◆ Directive: Reply with one number only: the count of lines below that contain the word "icon".

◆ Rows:
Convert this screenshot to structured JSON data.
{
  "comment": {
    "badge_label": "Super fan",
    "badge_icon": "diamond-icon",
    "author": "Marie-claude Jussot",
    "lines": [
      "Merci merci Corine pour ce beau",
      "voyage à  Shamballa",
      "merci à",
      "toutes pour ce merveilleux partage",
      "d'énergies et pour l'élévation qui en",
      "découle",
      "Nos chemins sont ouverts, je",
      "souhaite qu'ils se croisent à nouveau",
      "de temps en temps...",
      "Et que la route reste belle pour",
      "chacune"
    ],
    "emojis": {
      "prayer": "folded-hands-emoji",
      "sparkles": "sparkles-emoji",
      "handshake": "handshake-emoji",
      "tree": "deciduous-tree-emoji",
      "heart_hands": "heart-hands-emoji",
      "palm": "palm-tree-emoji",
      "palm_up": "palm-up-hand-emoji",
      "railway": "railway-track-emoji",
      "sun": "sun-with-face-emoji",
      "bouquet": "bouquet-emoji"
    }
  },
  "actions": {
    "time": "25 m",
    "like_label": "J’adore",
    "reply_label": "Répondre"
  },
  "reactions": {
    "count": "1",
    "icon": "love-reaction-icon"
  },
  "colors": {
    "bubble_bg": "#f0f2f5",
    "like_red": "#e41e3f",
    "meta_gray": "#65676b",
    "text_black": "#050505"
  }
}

◆ Output for this exercise: 2